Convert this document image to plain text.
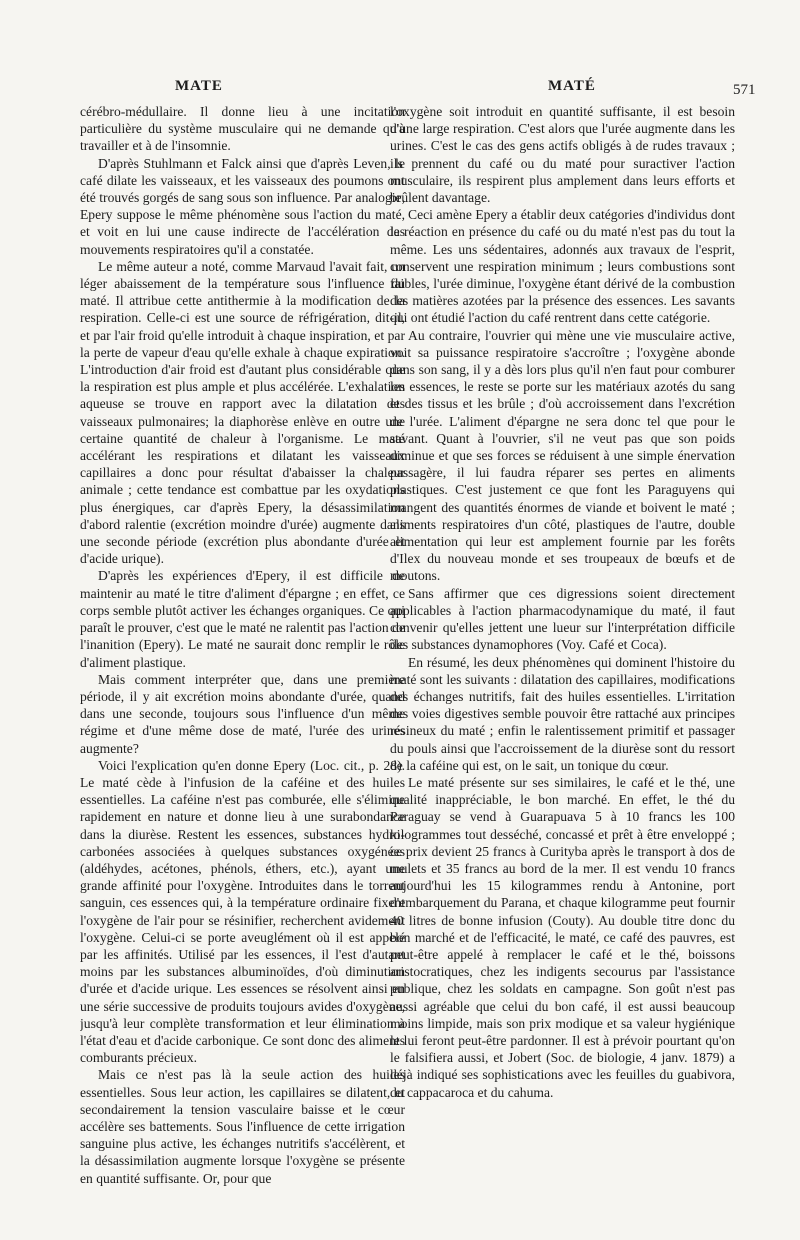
MATE	MATÉ	571

cérébro-médullaire. Il donne lieu à une incitation particulière du système musculaire qui ne demande qu'à travailler et à de l'insomnie.

D'après Stuhlmann et Falck ainsi que d'après Leven, le café dilate les vaisseaux, et les vaisseaux des poumons ont été trouvés gorgés de sang sous son influence. Par analogie, Epery suppose le même phénomène sous l'action du maté, et voit en lui une cause indirecte de l'accélération des mouvements respiratoires qu'il a constatée.

Le même auteur a noté, comme Marvaud l'avait fait, un léger abaissement de la température sous l'influence du maté. Il attribue cette antithermie à la modification de la respiration. Celle-ci est une source de réfrigération, dit-il, et par l'air froid qu'elle introduit à chaque inspiration, et par la perte de vapeur d'eau qu'elle exhale à chaque expiration. L'introduction d'air froid est d'autant plus considérable que la respiration est plus ample et plus accélérée. L'exhalation aqueuse se trouve en rapport avec la dilatation des vaisseaux pulmonaires; la diaphorèse enlève en outre une certaine quantité de chaleur à l'organisme. Le maté accélérant les respirations et dilatant les vaisseaux capillaires a donc pour résultat d'abaisser la chaleur animale ; cette tendance est combattue par les oxydations plus énergiques, car d'après Epery, la désassimilation d'abord ralentie (excrétion moindre d'urée) augmente dans une seconde période (excrétion plus abondante d'urée et d'acide urique).

D'après les expériences d'Epery, il est difficile de maintenir au maté le titre d'aliment d'épargne ; en effet, ce corps semble plutôt activer les échanges organiques. Ce qui paraît le prouver, c'est que le maté ne ralentit pas l'action de l'inanition (Epery). Le maté ne saurait donc remplir le rôle d'aliment plastique.

Mais comment interpréter que, dans une première période, il y ait excrétion moins abondante d'urée, quand dans une seconde, toujours sous l'influence d'un même régime et d'une même dose de maté, l'urée des urines augmente?

Voici l'explication qu'en donne Epery (Loc. cit., p. 28). Le maté cède à l'infusion de la caféine et des huiles essentielles. La caféine n'est pas comburée, elle s'élimine rapidement en nature et donne lieu à une surabondance dans la diurèse. Restent les essences, substances hydro-carbonées associées à quelques substances oxygénées (aldéhydes, acétones, phénols, éthers, etc.), ayant une grande affinité pour l'oxygène. Introduites dans le torrent sanguin, ces essences qui, à la température ordinaire fixent l'oxygène de l'air pour se résinifier, recherchent avidement l'oxygène. Celui-ci se porte aveuglément où il est appelé par les affinités. Utilisé par les essences, il l'est d'autant moins par les substances albuminoïdes, d'où diminution d'urée et d'acide urique. Les essences se résolvent ainsi en une série successive de produits toujours avides d'oxygène, jusqu'à leur complète transformation et leur élimination à l'état d'eau et d'acide carbonique. Ce sont donc des aliments comburants précieux.

Mais ce n'est pas là la seule action des huiles essentielles. Sous leur action, les capillaires se dilatent, et secondairement la tension vasculaire baisse et le cœur accélère ses battements. Sous l'influence de cette irrigation sanguine plus active, les échanges nutritifs s'accélèrent, et la désassimilation augmente lorsque l'oxygène se présente en quantité suffisante. Or, pour que

l'oxygène soit introduit en quantité suffisante, il est besoin d'une large respiration. C'est alors que l'urée augmente dans les urines. C'est le cas des gens actifs obligés à de rudes travaux ; ils prennent du café ou du maté pour suractiver l'action musculaire, ils respirent plus amplement dans leurs efforts et brûlent davantage.

Ceci amène Epery a établir deux catégories d'individus dont la réaction en présence du café ou du maté n'est pas du tout la même. Les uns sédentaires, adonnés aux travaux de l'esprit, conservent une respiration minimum ; leurs combustions sont faibles, l'urée diminue, l'oxygène étant dérivé de la combustion des matières azotées par la présence des essences. Les savants qui ont étudié l'action du café rentrent dans cette catégorie.

Au contraire, l'ouvrier qui mène une vie musculaire active, voit sa puissance respiratoire s'accroître ; l'oxygène abonde dans son sang, il y a dès lors plus qu'il n'en faut pour comburer les essences, le reste se porte sur les matériaux azotés du sang et des tissus et les brûle ; d'où accroissement dans l'excrétion de l'urée. L'aliment d'épargne ne sera donc tel que pour le savant. Quant à l'ouvrier, s'il ne veut pas que son poids diminue et que ses forces se réduisent à une simple énervation passagère, il lui faudra réparer ses pertes en aliments plastiques. C'est justement ce que font les Paraguyens qui mangent des quantités énormes de viande et boivent le maté ; aliments respiratoires d'un côté, plastiques de l'autre, double alimentation qui leur est amplement fournie par les forêts d'Ilex du nouveau monde et ses troupeaux de bœufs et de moutons.

Sans affirmer que ces digressions soient directement applicables à l'action pharmacodynamique du maté, il faut convenir qu'elles jettent une lueur sur l'interprétation difficile des substances dynamophores (Voy. Café et Coca).

En résumé, les deux phénomènes qui dominent l'histoire du maté sont les suivants : dilatation des capillaires, modifications des échanges nutritifs, fait des huiles essentielles. L'irritation des voies digestives semble pouvoir être rattaché aux principes résineux du maté ; enfin le ralentissement primitif et passager du pouls ainsi que l'accroissement de la diurèse sont du ressort de la caféine qui est, on le sait, un tonique du cœur.

Le maté présente sur ses similaires, le café et le thé, une qualité inappréciable, le bon marché. En effet, le thé du Paraguay se vend à Guarapuava 5 à 10 francs les 100 kilogrammes tout desséché, concassé et prêt à être enveloppé ; ce prix devient 25 francs à Curityba après le transport à dos de mulets et 35 francs au bord de la mer. Il est vendu 10 francs aujourd'hui les 15 kilogrammes rendu à Antonine, port d'embarquement du Parana, et chaque kilogramme peut fournir 40 litres de bonne infusion (Couty). Au double titre donc du bon marché et de l'efficacité, le maté, ce café des pauvres, est peut-être appelé à remplacer le café et le thé, boissons aristocratiques, chez les indigents secourus par l'assistance publique, chez les soldats en campagne. Son goût n'est pas aussi agréable que celui du bon café, il est aussi beaucoup moins limpide, mais son prix modique et sa valeur hygiénique le lui feront peut-être pardonner. Il est à prévoir pourtant qu'on le falsifiera aussi, et Jobert (Soc. de biologie, 4 janv. 1879) a déjà indiqué ses sophistications avec les feuilles du guabivora, du cappacaroca et du cahuma.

- YOUR GOAL
Tally the lines in these entries that have the string "travaux" in them, then answer with the count and nothing else.

- OUTPUT BELOW
2